CE QUI EST DEMANDÉ
1. Relevez dans le texte sur Xanthos toutes les expressions qui désignent un siècle à l'aide du mot « siècle ».
2. Reproduisez un passage du texte sur Xanthos. Commencez aux mots « Près du théâtre » et arrêtez-vous après les mots « géométriques en bois. ».

TEXTE
>>>

Il est bien évident qu’on déplore aujourd’hui cette
désastreuse hémorragie de vestiges monumentaux. Enfermés dans les salles de
musée aussi prestigieux soit-il, leur puissance évocatrice s’en trouve bien
amoindrie.
Mais sur place et malgré un ciel plutôt
chargé, nous avions bien l’intention de prendre tout notre temps pour revoir
Xanthos et peut être y découvrir les traces de ce que les fouilles de la
mission française ont révélé depuis notre précédent passage, en particulier des
soubassements en pierre qui devaient porter des maisons surélevées en bois au 7e
siècle avant notre ère.
Des fragments de bas-reliefs, transportés au musée
d’Antalya, apporteraient aussi la preuve d’une histoire antérieure à la période
de l’occupation perse (de 550 à 334 avant notre ère). Ils auraient une ressemblance avec
les orthostates néo-hittites.
N’oublions pas que l’on prête aux Lyciens une parenté
avec les Lukkas, mentionnés dans les textes hittites comme un peuple rival
contre lequel des expéditions ont été organisées, entre autres, vers la ville
Arnawa et que Xanthos était nommée Arnna en lycien. Troublantes coïncidences
qui restent encore énigmatiques…
La balade se limitera à une rapide reconnaissance des
spectaculaires tombeaux aux formes aussi variées qu’étranges.
Près du théâtre romain construit au 2e siècle,
le pilier des Harpies, daté de -480 environ et à son côté un sarcophage à
couvercle ogival perché sur pilier.
Non loin de là, une tombe maison sculptée dans la pierre que
l’on suppose directement inspirée du style d’habitat lycien aux structures
géométriques en bois.
De l’autre côté de la route qui partage le site on
découvre la via Decumanus (axe romain est-ouest) dégagée à partir de 2002.
Plus haut dans la colline on peut voir le sarcophage dit
« des danseuses », restauré.
La tombe au bas-relief de lion attaquant un taureau (4e
siècle avant notre ère) et quelques autres sarcophages éparpillés.

<<<

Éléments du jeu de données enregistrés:
>>>

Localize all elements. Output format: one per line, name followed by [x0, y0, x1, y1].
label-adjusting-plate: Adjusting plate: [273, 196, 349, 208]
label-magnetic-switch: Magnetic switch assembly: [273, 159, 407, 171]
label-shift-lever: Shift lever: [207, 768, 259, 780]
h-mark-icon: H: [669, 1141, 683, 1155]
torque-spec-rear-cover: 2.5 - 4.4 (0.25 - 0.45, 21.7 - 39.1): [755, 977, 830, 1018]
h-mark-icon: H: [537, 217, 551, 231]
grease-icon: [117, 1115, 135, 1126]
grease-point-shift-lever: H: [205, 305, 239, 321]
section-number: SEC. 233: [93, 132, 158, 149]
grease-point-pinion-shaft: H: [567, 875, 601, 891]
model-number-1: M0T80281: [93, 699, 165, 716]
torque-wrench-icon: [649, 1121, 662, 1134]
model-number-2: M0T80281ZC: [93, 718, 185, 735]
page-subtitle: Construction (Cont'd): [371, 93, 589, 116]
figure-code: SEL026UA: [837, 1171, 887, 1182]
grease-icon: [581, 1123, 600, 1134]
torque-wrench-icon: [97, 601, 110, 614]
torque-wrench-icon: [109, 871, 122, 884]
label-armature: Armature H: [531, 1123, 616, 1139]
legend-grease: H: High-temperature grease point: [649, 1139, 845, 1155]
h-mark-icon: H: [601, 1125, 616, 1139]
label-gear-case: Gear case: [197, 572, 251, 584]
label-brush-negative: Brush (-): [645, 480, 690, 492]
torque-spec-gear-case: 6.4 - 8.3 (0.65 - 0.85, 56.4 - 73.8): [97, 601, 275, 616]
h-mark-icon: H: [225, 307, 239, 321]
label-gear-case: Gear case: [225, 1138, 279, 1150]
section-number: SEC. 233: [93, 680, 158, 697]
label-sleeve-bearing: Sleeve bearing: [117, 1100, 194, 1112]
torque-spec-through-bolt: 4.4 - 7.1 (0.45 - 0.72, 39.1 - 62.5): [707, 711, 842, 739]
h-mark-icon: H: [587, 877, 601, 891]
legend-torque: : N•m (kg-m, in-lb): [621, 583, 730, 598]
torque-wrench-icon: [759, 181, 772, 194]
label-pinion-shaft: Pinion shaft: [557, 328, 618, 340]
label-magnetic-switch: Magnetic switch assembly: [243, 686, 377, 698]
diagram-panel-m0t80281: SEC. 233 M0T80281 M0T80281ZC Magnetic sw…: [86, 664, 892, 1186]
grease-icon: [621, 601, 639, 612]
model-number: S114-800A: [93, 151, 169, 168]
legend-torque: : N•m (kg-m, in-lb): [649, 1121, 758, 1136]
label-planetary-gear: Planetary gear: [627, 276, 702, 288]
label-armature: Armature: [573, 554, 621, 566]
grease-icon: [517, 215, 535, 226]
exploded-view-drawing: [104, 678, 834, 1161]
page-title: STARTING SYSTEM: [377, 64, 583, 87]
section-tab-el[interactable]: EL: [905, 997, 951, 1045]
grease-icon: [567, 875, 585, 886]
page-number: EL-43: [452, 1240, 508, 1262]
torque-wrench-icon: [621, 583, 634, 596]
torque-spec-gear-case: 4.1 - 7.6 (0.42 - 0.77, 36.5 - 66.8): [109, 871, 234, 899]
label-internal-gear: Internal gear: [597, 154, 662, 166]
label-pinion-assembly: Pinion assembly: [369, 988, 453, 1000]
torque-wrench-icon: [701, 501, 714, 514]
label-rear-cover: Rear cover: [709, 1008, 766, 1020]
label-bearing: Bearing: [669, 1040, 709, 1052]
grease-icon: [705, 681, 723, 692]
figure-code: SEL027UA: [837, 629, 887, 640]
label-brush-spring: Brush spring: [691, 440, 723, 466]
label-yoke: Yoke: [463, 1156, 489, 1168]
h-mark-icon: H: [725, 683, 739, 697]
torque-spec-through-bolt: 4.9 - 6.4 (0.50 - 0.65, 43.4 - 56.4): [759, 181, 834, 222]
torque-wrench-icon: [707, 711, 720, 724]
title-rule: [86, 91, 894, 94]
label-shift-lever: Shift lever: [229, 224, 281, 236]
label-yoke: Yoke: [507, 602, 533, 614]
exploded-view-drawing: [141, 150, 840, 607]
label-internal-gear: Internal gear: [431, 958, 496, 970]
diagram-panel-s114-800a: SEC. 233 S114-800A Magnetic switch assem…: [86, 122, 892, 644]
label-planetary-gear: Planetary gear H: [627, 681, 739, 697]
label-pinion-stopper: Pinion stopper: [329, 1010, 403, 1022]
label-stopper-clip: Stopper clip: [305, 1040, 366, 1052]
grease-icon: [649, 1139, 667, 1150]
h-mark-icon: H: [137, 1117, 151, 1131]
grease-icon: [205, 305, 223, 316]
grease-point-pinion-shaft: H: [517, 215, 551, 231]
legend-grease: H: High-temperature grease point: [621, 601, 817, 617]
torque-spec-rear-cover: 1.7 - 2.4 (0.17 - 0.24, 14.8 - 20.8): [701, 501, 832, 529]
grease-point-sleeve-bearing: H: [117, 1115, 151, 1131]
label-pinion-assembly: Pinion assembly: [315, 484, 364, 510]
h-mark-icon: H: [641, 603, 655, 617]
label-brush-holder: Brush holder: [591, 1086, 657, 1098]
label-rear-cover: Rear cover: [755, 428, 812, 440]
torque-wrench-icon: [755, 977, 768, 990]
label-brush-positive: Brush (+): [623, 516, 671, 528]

<<<

RÉPONSES ATTENDUES
1.
7e siècle avant notre ère
2e siècle
4e siècle avant notre ère

2.
Près du théâtre romain construit au 2e siècle,
le pilier des Harpies, daté de -480 environ et à son côté un sarcophage à
couvercle ogival perché sur pilier.
Non loin de là, une tombe maison sculptée dans la pierre que
l’on suppose directement inspirée du style d’habitat lycien aux structures
géométriques en bois.